City deliver the goods – again

Image by Thomas Gadd (copyright Bradford City)

Image by Thomas Gadd (copyright Bradford City)

By Katie Whyatt

And that was that. As Timothée Dieng twisted from the centre circle and Jordy Hiwula sashayed down the right, the qualities that have marked the first two months of Stuart McCall’s second spell at the Bradford City helm were once again on display for a grand total of 1,865 people to see. Hiwula receives the ball, turns out and adroitly threads a pass to the onrushing Haris Vučkić, who meets the ball with a thumping finish angled beyond Ben Williams from close range. This was business as usual from a City side whose concerted purpose continues to stun, but their typical flair was teamed with a gnarlier edge that saw Hiwula repeatedly slash at the visitors.

On the surface, the national media will not have to work too hard to fit this game into the narrative of contempt and indifference overarching the smugness of these reforms. City swapped out Colin Doyle for Rouven Sattelmaier after three minutes, Doyle chuckling as he left the pitch to an ironic standing ovation. They filled just three spots on the bench, Tom Windle and Kwame Boateng the only two substitutions remaining after the inevitable goalkeeper switch. Bury chief David Flitcroft cracked jokes with the City fans directly behind the dugout, laughing off a handball appeal with the line, “But he only used one hand!” Couple all that with the painfully low attendance and the bylines will write themselves.

If there was an air of markedly lowered expectations, neither side approached this endeavour with contempt. Judged objectively, aside from the uproar, angst and apathy that will inevitably dominate the discourse tomorrow in view of universally plummeting attendances, this was, again, a worthwhile enough workout. Kenny Black approached this cannily: for a squad of City’s depth, still hounding that final piece of the jigsaw, they were always going to benefit from an exercise where not even their dignity was at risk.

[STORED ROWS]:
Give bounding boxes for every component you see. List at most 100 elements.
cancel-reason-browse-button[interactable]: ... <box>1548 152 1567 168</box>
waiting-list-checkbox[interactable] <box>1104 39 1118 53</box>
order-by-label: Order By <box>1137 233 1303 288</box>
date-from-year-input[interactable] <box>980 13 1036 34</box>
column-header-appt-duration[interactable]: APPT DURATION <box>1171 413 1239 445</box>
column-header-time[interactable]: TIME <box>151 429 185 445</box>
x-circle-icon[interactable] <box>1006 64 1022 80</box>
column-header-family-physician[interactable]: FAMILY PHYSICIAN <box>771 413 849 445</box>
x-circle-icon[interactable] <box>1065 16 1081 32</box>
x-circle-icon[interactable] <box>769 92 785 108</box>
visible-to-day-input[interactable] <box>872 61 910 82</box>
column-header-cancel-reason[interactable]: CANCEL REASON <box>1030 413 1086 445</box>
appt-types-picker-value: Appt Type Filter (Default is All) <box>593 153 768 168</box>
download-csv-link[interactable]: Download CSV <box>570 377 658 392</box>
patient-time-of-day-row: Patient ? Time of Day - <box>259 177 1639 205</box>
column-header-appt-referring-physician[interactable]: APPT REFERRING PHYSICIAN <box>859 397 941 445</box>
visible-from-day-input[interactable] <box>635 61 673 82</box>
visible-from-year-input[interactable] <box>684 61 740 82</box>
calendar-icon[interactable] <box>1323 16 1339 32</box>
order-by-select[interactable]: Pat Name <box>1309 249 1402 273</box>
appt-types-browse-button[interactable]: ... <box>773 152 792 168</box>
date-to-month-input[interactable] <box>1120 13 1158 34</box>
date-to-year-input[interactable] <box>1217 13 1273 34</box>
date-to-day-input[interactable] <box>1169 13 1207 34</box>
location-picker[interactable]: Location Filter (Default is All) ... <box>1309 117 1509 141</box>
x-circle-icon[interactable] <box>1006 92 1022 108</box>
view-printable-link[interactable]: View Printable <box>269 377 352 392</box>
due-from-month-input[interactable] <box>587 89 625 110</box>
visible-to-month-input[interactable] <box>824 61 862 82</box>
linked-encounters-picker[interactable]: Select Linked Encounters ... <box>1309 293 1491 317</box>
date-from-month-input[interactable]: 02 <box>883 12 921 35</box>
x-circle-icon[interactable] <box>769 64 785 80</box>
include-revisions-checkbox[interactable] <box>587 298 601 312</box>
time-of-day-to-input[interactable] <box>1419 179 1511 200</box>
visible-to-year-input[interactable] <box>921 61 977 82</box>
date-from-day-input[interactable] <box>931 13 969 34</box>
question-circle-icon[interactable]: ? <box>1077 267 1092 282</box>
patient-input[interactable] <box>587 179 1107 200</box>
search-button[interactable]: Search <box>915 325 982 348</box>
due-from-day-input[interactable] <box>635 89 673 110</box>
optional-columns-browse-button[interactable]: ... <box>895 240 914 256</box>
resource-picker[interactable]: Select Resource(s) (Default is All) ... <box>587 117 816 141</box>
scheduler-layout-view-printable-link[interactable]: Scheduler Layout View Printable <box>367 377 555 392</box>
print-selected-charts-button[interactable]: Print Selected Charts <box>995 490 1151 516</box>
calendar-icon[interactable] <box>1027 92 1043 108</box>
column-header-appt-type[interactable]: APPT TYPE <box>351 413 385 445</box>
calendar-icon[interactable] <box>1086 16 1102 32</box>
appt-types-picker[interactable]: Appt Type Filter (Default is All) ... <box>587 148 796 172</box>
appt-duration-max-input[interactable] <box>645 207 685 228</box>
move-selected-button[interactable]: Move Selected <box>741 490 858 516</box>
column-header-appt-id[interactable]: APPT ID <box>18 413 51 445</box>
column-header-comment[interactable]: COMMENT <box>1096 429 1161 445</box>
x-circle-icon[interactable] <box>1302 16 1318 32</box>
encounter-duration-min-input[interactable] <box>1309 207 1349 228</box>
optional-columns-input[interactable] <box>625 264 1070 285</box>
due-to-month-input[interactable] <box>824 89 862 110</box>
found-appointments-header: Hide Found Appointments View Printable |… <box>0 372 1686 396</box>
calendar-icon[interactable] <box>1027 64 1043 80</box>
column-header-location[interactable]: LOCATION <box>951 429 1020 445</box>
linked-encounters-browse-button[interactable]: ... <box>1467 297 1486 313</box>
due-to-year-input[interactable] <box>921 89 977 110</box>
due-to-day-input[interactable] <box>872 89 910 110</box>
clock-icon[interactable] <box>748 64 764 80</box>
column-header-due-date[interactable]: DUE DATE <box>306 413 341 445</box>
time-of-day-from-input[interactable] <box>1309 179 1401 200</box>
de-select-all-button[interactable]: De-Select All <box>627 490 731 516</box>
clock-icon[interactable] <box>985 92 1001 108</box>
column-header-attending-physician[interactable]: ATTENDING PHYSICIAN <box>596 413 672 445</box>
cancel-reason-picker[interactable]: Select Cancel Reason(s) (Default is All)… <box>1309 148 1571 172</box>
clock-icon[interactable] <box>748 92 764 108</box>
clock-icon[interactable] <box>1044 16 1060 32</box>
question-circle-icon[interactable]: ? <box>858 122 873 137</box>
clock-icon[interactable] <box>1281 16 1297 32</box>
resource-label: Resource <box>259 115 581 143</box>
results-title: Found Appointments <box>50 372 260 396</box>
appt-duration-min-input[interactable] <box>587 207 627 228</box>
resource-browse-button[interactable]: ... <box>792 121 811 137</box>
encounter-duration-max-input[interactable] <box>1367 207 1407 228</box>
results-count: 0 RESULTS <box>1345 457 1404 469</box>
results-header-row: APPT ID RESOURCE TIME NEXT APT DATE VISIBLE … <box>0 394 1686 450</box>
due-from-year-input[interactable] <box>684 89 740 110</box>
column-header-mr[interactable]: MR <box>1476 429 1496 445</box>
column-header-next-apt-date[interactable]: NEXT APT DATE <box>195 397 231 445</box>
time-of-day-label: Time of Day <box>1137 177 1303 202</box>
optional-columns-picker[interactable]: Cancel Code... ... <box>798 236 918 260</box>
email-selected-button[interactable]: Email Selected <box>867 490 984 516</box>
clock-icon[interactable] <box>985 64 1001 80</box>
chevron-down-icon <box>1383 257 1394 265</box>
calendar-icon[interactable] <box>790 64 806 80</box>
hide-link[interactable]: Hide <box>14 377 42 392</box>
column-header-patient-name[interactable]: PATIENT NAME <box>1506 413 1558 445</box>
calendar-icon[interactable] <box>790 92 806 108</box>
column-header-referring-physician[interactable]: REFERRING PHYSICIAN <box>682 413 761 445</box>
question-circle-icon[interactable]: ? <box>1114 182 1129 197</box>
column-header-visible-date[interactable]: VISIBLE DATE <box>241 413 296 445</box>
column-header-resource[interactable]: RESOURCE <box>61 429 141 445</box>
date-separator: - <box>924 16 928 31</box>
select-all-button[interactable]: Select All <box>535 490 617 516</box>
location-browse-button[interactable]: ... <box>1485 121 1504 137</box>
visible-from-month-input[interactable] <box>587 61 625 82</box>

[REQUIRED TASKS]:
a - In the match report, who came on for Colin Doyle after three minutes?
b - Copy out the records exactly, from their start through the line containing "x-circle-icon[interactable] <box>1065 16".
The match report and the records have separate origins.

[TASK ANSWERS]:
a - Rouven Sattelmaier

b -
Give bounding boxes for every component you see. List at most 100 elements.
cancel-reason-browse-button[interactable]: ... <box>1548 152 1567 168</box>
waiting-list-checkbox[interactable] <box>1104 39 1118 53</box>
order-by-label: Order By <box>1137 233 1303 288</box>
date-from-year-input[interactable] <box>980 13 1036 34</box>
column-header-appt-duration[interactable]: APPT DURATION <box>1171 413 1239 445</box>
column-header-time[interactable]: TIME <box>151 429 185 445</box>
x-circle-icon[interactable] <box>1006 64 1022 80</box>
column-header-family-physician[interactable]: FAMILY PHYSICIAN <box>771 413 849 445</box>
x-circle-icon[interactable] <box>1065 16 1081 32</box>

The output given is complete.